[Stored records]
++++++++++++++++++++

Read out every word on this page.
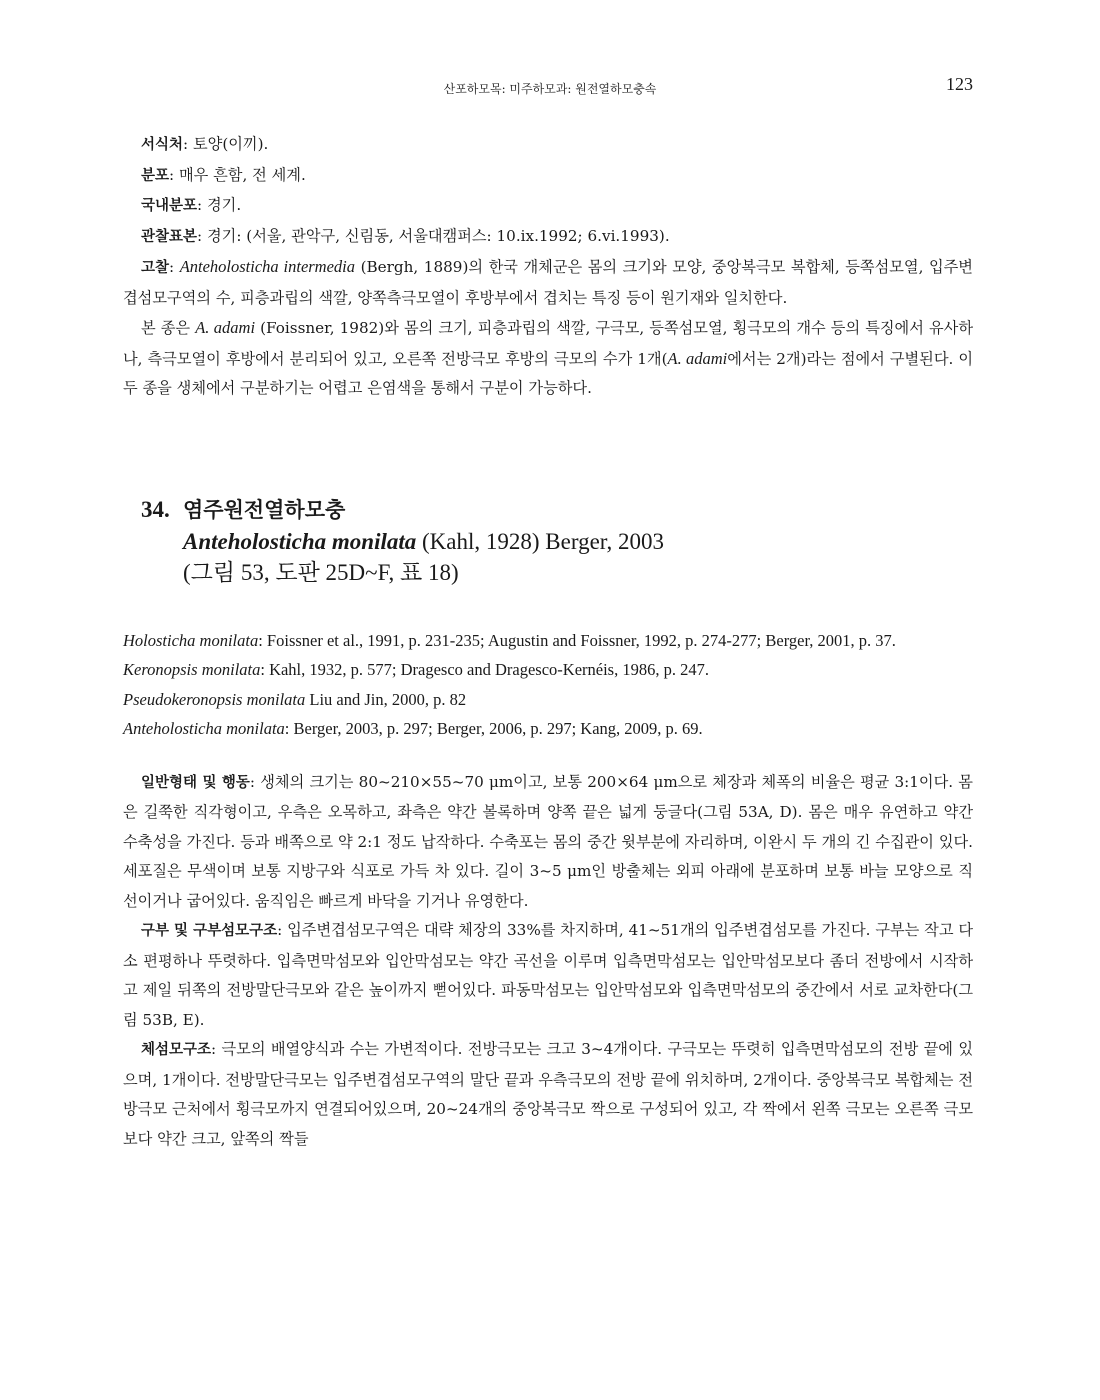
산포하모목: 미주하모과: 원전열하모충속	123

서식처: 토양(이끼).

분포: 매우 흔함, 전 세계.

국내분포: 경기.

관찰표본: 경기: (서울, 관악구, 신림동, 서울대캠퍼스: 10.ix.1992; 6.vi.1993).

고찰: Anteholosticha intermedia (Bergh, 1889)의 한국 개체군은 몸의 크기와 모양, 중앙복극모 복합체, 등쪽섬모열, 입주변겹섬모구역의 수, 피층과립의 색깔, 양쪽측극모열이 후방부에서 겹치는 특징 등이 원기재와 일치한다.

본 종은 A. adami (Foissner, 1982)와 몸의 크기, 피층과립의 색깔, 구극모, 등쪽섬모열, 횡극모의 개수 등의 특징에서 유사하나, 측극모열이 후방에서 분리되어 있고, 오른쪽 전방극모 후방의 극모의 수가 1개(A. adami에서는 2개)라는 점에서 구별된다. 이 두 종을 생체에서 구분하기는 어렵고 은염색을 통해서 구분이 가능하다.

34. 염주원전열하모충
Anteholosticha monilata (Kahl, 1928) Berger, 2003
(그림 53, 도판 25D~F, 표 18)

Holosticha monilata: Foissner et al., 1991, p. 231-235; Augustin and Foissner, 1992, p. 274-277; Berger, 2001, p. 37.

Keronopsis monilata: Kahl, 1932, p. 577; Dragesco and Dragesco-Kernéis, 1986, p. 247.

Pseudokeronopsis monilata Liu and Jin, 2000, p. 82

Anteholosticha monilata: Berger, 2003, p. 297; Berger, 2006, p. 297; Kang, 2009, p. 69.

일반형태 및 행동: 생체의 크기는 80~210×55~70 μm이고, 보통 200×64 μm으로 체장과 체폭의 비율은 평균 3:1이다. 몸은 길쭉한 직각형이고, 우측은 오목하고, 좌측은 약간 볼록하며 양쪽 끝은 넓게 둥글다(그림 53A, D). 몸은 매우 유연하고 약간 수축성을 가진다. 등과 배쪽으로 약 2:1 정도 납작하다. 수축포는 몸의 중간 윗부분에 자리하며, 이완시 두 개의 긴 수집관이 있다. 세포질은 무색이며 보통 지방구와 식포로 가득 차 있다. 길이 3~5 μm인 방출체는 외피 아래에 분포하며 보통 바늘 모양으로 직선이거나 굽어있다. 움직임은 빠르게 바닥을 기거나 유영한다.

구부 및 구부섬모구조: 입주변겹섬모구역은 대략 체장의 33%를 차지하며, 41~51개의 입주변겹섬모를 가진다. 구부는 작고 다소 편평하나 뚜렷하다. 입측면막섬모와 입안막섬모는 약간 곡선을 이루며 입측면막섬모는 입안막섬모보다 좀더 전방에서 시작하고 제일 뒤쪽의 전방말단극모와 같은 높이까지 뻗어있다. 파동막섬모는 입안막섬모와 입측면막섬모의 중간에서 서로 교차한다(그림 53B, E).

체섬모구조: 극모의 배열양식과 수는 가변적이다. 전방극모는 크고 3~4개이다. 구극모는 뚜렷히 입측면막섬모의 전방 끝에 있으며, 1개이다. 전방말단극모는 입주변겹섬모구역의 말단 끝과 우측극모의 전방 끝에 위치하며, 2개이다. 중앙복극모 복합체는 전방극모 근처에서 횡극모까지 연결되어있으며, 20~24개의 중앙복극모 짝으로 구성되어 있고, 각 짝에서 왼쪽 극모는 오른쪽 극모보다 약간 크고, 앞쪽의 짝들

++++++++++++++++++++

» WHAT TO DO:
Give the data again exactly as written, with all pictures left out.

» FINISHED TASK:
Read out every word on this page.
산포하모목: 미주하모과: 원전열하모충속	123

서식처: 토양(이끼).

분포: 매우 흔함, 전 세계.

국내분포: 경기.

관찰표본: 경기: (서울, 관악구, 신림동, 서울대캠퍼스: 10.ix.1992; 6.vi.1993).

고찰: Anteholosticha intermedia (Bergh, 1889)의 한국 개체군은 몸의 크기와 모양, 중앙복극모 복합체, 등쪽섬모열, 입주변겹섬모구역의 수, 피층과립의 색깔, 양쪽측극모열이 후방부에서 겹치는 특징 등이 원기재와 일치한다.

본 종은 A. adami (Foissner, 1982)와 몸의 크기, 피층과립의 색깔, 구극모, 등쪽섬모열, 횡극모의 개수 등의 특징에서 유사하나, 측극모열이 후방에서 분리되어 있고, 오른쪽 전방극모 후방의 극모의 수가 1개(A. adami에서는 2개)라는 점에서 구별된다. 이 두 종을 생체에서 구분하기는 어렵고 은염색을 통해서 구분이 가능하다.

34. 염주원전열하모충
Anteholosticha monilata (Kahl, 1928) Berger, 2003
(그림 53, 도판 25D~F, 표 18)

Holosticha monilata: Foissner et al., 1991, p. 231-235; Augustin and Foissner, 1992, p. 274-277; Berger, 2001, p. 37.

Keronopsis monilata: Kahl, 1932, p. 577; Dragesco and Dragesco-Kernéis, 1986, p. 247.

Pseudokeronopsis monilata Liu and Jin, 2000, p. 82

Anteholosticha monilata: Berger, 2003, p. 297; Berger, 2006, p. 297; Kang, 2009, p. 69.

일반형태 및 행동: 생체의 크기는 80~210×55~70 μm이고, 보통 200×64 μm으로 체장과 체폭의 비율은 평균 3:1이다. 몸은 길쭉한 직각형이고, 우측은 오목하고, 좌측은 약간 볼록하며 양쪽 끝은 넓게 둥글다(그림 53A, D). 몸은 매우 유연하고 약간 수축성을 가진다. 등과 배쪽으로 약 2:1 정도 납작하다. 수축포는 몸의 중간 윗부분에 자리하며, 이완시 두 개의 긴 수집관이 있다. 세포질은 무색이며 보통 지방구와 식포로 가득 차 있다. 길이 3~5 μm인 방출체는 외피 아래에 분포하며 보통 바늘 모양으로 직선이거나 굽어있다. 움직임은 빠르게 바닥을 기거나 유영한다.

구부 및 구부섬모구조: 입주변겹섬모구역은 대략 체장의 33%를 차지하며, 41~51개의 입주변겹섬모를 가진다. 구부는 작고 다소 편평하나 뚜렷하다. 입측면막섬모와 입안막섬모는 약간 곡선을 이루며 입측면막섬모는 입안막섬모보다 좀더 전방에서 시작하고 제일 뒤쪽의 전방말단극모와 같은 높이까지 뻗어있다. 파동막섬모는 입안막섬모와 입측면막섬모의 중간에서 서로 교차한다(그림 53B, E).

체섬모구조: 극모의 배열양식과 수는 가변적이다. 전방극모는 크고 3~4개이다. 구극모는 뚜렷히 입측면막섬모의 전방 끝에 있으며, 1개이다. 전방말단극모는 입주변겹섬모구역의 말단 끝과 우측극모의 전방 끝에 위치하며, 2개이다. 중앙복극모 복합체는 전방극모 근처에서 횡극모까지 연결되어있으며, 20~24개의 중앙복극모 짝으로 구성되어 있고, 각 짝에서 왼쪽 극모는 오른쪽 극모보다 약간 크고, 앞쪽의 짝들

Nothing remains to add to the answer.